What needs to be done: Transcribe the entries below exactly.

Data in this exercise:

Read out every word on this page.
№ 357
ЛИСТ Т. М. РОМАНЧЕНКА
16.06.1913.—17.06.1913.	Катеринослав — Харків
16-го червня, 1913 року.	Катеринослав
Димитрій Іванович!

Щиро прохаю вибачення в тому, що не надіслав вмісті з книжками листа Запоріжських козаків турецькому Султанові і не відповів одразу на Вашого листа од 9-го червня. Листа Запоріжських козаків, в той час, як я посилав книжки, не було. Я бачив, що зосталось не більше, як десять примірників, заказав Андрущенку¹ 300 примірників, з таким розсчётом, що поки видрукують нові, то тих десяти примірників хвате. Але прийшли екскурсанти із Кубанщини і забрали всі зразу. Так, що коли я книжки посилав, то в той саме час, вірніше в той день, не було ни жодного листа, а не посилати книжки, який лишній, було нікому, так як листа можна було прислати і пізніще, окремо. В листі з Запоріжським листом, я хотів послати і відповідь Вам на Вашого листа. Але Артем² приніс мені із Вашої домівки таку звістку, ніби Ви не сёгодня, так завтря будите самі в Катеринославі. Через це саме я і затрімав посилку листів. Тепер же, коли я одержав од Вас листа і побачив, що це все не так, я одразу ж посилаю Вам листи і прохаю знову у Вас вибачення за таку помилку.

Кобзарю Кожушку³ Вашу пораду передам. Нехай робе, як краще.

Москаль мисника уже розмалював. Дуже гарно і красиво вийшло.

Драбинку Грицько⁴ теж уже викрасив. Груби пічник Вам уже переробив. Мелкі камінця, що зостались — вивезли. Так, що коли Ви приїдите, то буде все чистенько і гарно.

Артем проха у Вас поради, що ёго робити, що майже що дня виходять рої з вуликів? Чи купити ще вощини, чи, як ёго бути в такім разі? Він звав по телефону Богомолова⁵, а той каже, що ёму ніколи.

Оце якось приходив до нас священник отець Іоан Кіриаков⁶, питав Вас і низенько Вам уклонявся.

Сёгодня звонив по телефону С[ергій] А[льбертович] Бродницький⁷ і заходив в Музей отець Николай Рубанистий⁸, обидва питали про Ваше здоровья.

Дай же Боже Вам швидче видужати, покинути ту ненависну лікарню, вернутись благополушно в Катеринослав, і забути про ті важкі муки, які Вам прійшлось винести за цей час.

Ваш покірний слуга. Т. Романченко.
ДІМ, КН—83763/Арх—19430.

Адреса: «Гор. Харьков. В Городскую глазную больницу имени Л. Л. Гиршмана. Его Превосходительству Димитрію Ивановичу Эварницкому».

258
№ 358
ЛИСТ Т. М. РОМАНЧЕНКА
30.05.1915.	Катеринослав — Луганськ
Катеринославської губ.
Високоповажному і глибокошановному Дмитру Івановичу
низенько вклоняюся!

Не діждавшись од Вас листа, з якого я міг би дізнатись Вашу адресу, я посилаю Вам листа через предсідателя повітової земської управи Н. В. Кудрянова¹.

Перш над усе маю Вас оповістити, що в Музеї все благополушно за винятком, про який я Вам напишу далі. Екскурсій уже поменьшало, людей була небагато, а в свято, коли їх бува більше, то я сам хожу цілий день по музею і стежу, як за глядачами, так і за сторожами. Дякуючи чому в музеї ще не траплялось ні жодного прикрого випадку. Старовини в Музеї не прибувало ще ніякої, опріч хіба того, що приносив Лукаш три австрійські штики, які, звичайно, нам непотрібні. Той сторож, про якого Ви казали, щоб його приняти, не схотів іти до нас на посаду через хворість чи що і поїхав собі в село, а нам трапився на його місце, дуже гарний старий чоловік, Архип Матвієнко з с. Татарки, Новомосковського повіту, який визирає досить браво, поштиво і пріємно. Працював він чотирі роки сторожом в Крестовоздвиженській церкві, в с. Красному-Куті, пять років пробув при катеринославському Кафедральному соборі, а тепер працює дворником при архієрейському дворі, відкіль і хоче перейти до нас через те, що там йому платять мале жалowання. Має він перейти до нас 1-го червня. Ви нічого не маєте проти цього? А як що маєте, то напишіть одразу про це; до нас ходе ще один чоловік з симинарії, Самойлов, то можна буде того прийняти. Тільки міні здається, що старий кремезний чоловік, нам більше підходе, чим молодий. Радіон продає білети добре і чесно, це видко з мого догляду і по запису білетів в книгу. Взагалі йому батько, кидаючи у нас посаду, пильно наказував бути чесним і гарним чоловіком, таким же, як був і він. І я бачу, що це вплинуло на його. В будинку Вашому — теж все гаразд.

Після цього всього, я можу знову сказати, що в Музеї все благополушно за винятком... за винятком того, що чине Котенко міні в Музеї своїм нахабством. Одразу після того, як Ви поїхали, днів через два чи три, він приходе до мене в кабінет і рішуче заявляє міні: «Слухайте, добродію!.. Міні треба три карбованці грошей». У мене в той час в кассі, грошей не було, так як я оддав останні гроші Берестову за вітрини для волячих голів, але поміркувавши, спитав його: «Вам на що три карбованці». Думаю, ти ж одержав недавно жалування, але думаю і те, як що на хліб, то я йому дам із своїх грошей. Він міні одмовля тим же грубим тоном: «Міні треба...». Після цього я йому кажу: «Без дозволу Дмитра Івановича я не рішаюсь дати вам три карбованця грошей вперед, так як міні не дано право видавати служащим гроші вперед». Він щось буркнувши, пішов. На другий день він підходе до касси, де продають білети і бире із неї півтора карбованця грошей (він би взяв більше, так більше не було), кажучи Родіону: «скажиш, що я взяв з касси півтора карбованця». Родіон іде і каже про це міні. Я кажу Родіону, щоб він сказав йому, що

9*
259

Answer to this exercise:
Read out every word on this page.
№ 357
ЛИСТ Т. М. РОМАНЧЕНКА
16.06.1913.—17.06.1913.	Катеринослав — Харків
16-го червня, 1913 року.	Катеринослав
Димитрій Іванович!

Щиро прохаю вибачення в тому, що не надіслав вмісті з книжками листа Запоріжських козаків турецькому Султанові і не відповів одразу на Вашого листа од 9-го червня. Листа Запоріжських козаків, в той час, як я посилав книжки, не було. Я бачив, що зосталось не більше, як десять примірників, заказав Андрущенку¹ 300 примірників, з таким розсчётом, що поки видрукують нові, то тих десяти примірників хвате. Але прийшли екскурсанти із Кубанщини і забрали всі зразу. Так, що коли я книжки посилав, то в той саме час, вірніше в той день, не було ни жодного листа, а не посилати книжки, який лишній, було нікому, так як листа можна було прислати і пізніще, окремо. В листі з Запоріжським листом, я хотів послати і відповідь Вам на Вашого листа. Але Артем² приніс мені із Вашої домівки таку звістку, ніби Ви не сёгодня, так завтря будите самі в Катеринославі. Через це саме я і затрімав посилку листів. Тепер же, коли я одержав од Вас листа і побачив, що це все не так, я одразу ж посилаю Вам листи і прохаю знову у Вас вибачення за таку помилку.

Кобзарю Кожушку³ Вашу пораду передам. Нехай робе, як краще.

Москаль мисника уже розмалював. Дуже гарно і красиво вийшло.

Драбинку Грицько⁴ теж уже викрасив. Груби пічник Вам уже переробив. Мелкі камінця, що зостались — вивезли. Так, що коли Ви приїдите, то буде все чистенько і гарно.

Артем проха у Вас поради, що ёго робити, що майже що дня виходять рої з вуликів? Чи купити ще вощини, чи, як ёго бути в такім разі? Він звав по телефону Богомолова⁵, а той каже, що ёму ніколи.

Оце якось приходив до нас священник отець Іоан Кіриаков⁶, питав Вас і низенько Вам уклонявся.

Сёгодня звонив по телефону С[ергій] А[льбертович] Бродницький⁷ і заходив в Музей отець Николай Рубанистий⁸, обидва питали про Ваше здоровья.

Дай же Боже Вам швидче видужати, покинути ту ненависну лікарню, вернутись благополушно в Катеринослав, і забути про ті важкі муки, які Вам прійшлось винести за цей час.

Ваш покірний слуга. Т. Романченко.
ДІМ, КН—83763/Арх—19430.

Адреса: «Гор. Харьков. В Городскую глазную больницу имени Л. Л. Гиршмана. Его Превосходительству Димитрію Ивановичу Эварницкому».

258
№ 358
ЛИСТ Т. М. РОМАНЧЕНКА
30.05.1915.	Катеринослав — Луганськ
Катеринославської губ.
Високоповажному і глибокошановному Дмитру Івановичу
низенько вклоняюся!

Не діждавшись од Вас листа, з якого я міг би дізнатись Вашу адресу, я посилаю Вам листа через предсідателя повітової земської управи Н. В. Кудрянова¹.

Перш над усе маю Вас оповістити, що в Музеї все благополушно за винятком, про який я Вам напишу далі. Екскурсій уже поменьшало, людей була небагато, а в свято, коли їх бува більше, то я сам хожу цілий день по музею і стежу, як за глядачами, так і за сторожами. Дякуючи чому в музеї ще не траплялось ні жодного прикрого випадку. Старовини в Музеї не прибувало ще ніякої, опріч хіба того, що приносив Лукаш три австрійські штики, які, звичайно, нам непотрібні. Той сторож, про якого Ви казали, щоб його приняти, не схотів іти до нас на посаду через хворість чи що і поїхав собі в село, а нам трапився на його місце, дуже гарний старий чоловік, Архип Матвієнко з с. Татарки, Новомосковського повіту, який визирає досить браво, поштиво і пріємно. Працював він чотирі роки сторожом в Крестовоздвиженській церкві, в с. Красному-Куті, пять років пробув при катеринославському Кафедральному соборі, а тепер працює дворником при архієрейському дворі, відкіль і хоче перейти до нас через те, що там йому платять мале жалowання. Має він перейти до нас 1-го червня. Ви нічого не маєте проти цього? А як що маєте, то напишіть одразу про це; до нас ходе ще один чоловік з симинарії, Самойлов, то можна буде того прийняти. Тільки міні здається, що старий кремезний чоловік, нам більше підходе, чим молодий. Радіон продає білети добре і чесно, це видко з мого догляду і по запису білетів в книгу. Взагалі йому батько, кидаючи у нас посаду, пильно наказував бути чесним і гарним чоловіком, таким же, як був і він. І я бачу, що це вплинуло на його. В будинку Вашому — теж все гаразд.

Після цього всього, я можу знову сказати, що в Музеї все благополушно за винятком... за винятком того, що чине Котенко міні в Музеї своїм нахабством. Одразу після того, як Ви поїхали, днів через два чи три, він приходе до мене в кабінет і рішуче заявляє міні: «Слухайте, добродію!.. Міні треба три карбованці грошей». У мене в той час в кассі, грошей не було, так як я оддав останні гроші Берестову за вітрини для волячих голів, але поміркувавши, спитав його: «Вам на що три карбованці». Думаю, ти ж одержав недавно жалування, але думаю і те, як що на хліб, то я йому дам із своїх грошей. Він міні одмовля тим же грубим тоном: «Міні треба...». Після цього я йому кажу: «Без дозволу Дмитра Івановича я не рішаюсь дати вам три карбованця грошей вперед, так як міні не дано право видавати служащим гроші вперед». Він щось буркнувши, пішов. На другий день він підходе до касси, де продають білети і бире із неї півтора карбованця грошей (він би взяв більше, так більше не було), кажучи Родіону: «скажиш, що я взяв з касси півтора карбованця». Родіон іде і каже про це міні. Я кажу Родіону, щоб він сказав йому, що

9*
259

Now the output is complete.